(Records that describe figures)

----

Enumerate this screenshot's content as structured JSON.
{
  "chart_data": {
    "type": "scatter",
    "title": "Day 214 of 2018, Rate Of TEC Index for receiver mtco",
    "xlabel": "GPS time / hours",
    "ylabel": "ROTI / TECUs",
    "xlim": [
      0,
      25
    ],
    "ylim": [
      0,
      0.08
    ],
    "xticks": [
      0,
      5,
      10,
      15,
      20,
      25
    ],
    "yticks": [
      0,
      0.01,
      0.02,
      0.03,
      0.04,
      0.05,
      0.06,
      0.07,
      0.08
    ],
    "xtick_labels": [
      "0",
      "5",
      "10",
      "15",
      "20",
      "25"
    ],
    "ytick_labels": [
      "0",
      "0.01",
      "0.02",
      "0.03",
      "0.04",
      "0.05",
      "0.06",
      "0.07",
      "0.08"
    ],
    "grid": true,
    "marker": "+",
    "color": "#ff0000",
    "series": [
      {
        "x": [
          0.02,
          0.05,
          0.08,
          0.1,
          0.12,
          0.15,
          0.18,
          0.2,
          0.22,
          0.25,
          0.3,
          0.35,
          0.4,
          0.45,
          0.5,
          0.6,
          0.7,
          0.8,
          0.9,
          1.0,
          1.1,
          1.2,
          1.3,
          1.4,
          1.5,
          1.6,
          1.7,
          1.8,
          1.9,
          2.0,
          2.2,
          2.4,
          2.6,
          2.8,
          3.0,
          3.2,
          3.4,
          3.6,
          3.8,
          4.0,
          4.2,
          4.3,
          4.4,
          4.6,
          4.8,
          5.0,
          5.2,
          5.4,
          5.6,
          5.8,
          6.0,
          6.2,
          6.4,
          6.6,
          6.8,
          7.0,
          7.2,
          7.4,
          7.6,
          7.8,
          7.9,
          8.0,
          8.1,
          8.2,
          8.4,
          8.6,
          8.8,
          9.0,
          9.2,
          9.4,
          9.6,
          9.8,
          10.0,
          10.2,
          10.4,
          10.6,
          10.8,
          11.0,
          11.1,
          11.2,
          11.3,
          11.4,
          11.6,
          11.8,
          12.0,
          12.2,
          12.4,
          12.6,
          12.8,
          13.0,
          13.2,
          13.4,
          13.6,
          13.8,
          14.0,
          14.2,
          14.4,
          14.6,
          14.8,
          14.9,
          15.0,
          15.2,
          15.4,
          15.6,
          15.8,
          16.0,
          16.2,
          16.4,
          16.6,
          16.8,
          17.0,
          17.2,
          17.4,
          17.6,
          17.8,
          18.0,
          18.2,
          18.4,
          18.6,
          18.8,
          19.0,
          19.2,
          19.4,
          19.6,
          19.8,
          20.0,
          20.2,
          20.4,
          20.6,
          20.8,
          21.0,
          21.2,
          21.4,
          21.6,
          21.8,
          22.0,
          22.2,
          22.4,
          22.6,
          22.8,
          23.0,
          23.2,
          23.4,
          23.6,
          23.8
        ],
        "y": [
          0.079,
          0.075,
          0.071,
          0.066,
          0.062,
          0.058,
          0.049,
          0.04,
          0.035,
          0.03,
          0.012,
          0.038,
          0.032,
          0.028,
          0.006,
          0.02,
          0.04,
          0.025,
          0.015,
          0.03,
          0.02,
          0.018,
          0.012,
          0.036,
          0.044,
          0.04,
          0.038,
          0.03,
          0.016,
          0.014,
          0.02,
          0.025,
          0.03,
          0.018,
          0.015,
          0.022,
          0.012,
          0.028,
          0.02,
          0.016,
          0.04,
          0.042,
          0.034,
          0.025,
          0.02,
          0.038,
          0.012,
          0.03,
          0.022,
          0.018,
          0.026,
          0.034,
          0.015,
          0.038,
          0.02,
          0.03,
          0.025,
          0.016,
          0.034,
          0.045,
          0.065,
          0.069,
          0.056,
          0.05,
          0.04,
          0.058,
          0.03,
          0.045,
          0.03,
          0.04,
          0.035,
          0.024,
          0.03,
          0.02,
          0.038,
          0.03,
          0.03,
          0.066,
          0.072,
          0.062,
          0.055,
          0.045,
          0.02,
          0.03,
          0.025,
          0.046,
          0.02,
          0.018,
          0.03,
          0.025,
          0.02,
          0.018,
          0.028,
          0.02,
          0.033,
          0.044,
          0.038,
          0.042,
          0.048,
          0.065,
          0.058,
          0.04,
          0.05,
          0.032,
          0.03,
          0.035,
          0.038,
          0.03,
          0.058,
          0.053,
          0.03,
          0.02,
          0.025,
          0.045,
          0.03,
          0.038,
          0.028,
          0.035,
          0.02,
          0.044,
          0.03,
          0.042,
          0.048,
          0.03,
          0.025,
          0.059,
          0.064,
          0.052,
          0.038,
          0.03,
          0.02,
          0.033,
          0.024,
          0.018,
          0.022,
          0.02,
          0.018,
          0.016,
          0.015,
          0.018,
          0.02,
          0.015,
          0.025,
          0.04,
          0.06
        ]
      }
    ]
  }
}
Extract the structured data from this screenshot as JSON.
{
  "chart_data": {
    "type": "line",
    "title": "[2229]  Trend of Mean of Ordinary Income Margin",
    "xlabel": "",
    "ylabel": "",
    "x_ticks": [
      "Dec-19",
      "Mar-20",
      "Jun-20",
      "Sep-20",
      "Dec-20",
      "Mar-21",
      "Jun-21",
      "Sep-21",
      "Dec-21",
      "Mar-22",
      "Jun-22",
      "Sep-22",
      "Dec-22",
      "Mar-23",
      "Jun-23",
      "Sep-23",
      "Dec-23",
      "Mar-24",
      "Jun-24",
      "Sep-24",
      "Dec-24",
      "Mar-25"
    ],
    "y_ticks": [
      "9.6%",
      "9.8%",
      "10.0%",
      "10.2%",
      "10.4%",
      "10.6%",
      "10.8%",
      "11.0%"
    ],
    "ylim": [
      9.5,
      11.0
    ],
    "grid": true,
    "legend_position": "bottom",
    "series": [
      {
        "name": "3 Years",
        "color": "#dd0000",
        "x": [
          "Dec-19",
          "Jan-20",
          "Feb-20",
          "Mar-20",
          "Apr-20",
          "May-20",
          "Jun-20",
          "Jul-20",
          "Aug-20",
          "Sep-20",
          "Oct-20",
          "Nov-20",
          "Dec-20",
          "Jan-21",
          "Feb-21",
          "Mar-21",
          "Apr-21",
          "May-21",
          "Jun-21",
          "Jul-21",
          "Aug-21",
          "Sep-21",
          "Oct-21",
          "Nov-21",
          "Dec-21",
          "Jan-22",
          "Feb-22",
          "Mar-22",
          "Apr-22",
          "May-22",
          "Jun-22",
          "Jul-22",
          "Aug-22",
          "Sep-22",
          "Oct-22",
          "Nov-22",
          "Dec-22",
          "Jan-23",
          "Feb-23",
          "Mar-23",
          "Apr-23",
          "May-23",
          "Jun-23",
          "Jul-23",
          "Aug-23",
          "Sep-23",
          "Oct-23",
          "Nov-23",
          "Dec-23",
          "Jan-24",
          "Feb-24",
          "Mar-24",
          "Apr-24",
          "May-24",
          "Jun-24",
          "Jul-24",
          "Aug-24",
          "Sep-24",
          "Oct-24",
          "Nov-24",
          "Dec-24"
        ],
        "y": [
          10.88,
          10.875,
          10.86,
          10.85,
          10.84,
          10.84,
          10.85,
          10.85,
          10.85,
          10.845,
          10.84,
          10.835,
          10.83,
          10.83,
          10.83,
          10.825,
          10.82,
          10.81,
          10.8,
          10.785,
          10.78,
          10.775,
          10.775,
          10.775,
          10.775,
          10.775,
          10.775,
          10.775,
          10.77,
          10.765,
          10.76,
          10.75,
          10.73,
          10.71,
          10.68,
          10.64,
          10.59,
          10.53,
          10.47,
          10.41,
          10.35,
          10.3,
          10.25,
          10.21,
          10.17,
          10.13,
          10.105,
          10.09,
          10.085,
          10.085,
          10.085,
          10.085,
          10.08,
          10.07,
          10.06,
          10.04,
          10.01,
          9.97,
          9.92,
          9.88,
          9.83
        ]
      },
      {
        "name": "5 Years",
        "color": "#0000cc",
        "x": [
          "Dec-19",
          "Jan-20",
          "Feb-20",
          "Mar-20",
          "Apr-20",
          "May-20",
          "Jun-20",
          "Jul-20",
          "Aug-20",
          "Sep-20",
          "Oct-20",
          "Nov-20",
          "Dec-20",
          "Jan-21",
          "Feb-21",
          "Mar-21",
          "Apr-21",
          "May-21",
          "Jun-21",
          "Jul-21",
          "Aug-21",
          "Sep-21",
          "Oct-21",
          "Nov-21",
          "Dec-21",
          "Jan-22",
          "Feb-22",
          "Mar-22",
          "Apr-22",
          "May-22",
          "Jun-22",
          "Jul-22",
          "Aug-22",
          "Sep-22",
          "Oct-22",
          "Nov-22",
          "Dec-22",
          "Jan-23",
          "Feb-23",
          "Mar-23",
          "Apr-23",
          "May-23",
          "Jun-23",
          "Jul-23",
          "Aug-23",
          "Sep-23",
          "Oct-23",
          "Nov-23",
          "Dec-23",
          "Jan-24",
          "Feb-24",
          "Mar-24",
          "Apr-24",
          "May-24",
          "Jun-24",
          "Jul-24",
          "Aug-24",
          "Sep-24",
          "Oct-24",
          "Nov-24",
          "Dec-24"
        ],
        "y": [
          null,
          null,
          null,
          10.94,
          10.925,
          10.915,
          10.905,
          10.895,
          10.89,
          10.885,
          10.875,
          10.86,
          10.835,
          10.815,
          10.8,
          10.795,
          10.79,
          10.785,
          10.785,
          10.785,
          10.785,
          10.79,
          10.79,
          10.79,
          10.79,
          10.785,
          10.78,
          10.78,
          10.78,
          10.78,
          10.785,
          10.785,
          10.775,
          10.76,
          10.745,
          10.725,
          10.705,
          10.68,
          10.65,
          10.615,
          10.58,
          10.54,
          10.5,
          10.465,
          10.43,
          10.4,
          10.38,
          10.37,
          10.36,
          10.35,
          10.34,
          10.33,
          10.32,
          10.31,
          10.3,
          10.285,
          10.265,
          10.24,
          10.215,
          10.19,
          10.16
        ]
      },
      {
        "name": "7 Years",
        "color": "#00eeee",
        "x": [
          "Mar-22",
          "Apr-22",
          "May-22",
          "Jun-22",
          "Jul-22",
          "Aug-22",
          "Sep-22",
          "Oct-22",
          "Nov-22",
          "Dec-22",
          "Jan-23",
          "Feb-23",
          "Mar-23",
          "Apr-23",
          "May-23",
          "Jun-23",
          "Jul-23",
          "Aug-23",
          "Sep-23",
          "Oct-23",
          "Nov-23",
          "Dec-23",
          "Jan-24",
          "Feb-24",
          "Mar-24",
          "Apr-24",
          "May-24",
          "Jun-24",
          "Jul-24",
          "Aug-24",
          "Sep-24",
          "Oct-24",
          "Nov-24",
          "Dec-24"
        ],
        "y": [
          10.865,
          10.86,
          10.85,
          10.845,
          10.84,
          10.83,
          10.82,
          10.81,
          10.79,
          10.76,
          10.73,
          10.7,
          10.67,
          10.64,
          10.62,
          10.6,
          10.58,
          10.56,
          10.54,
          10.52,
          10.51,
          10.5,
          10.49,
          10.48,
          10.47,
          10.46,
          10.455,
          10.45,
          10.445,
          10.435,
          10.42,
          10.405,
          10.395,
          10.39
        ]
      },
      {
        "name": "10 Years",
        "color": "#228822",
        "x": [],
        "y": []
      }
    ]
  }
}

----

▸ **TO DO**
Identify each line of the material where the word "Years" shows up, and copy it.

▸ **RESULT FOR THIS EXERCISE**
        "name": "3 Years",
        "name": "5 Years",
        "name": "7 Years",
        "name": "10 Years",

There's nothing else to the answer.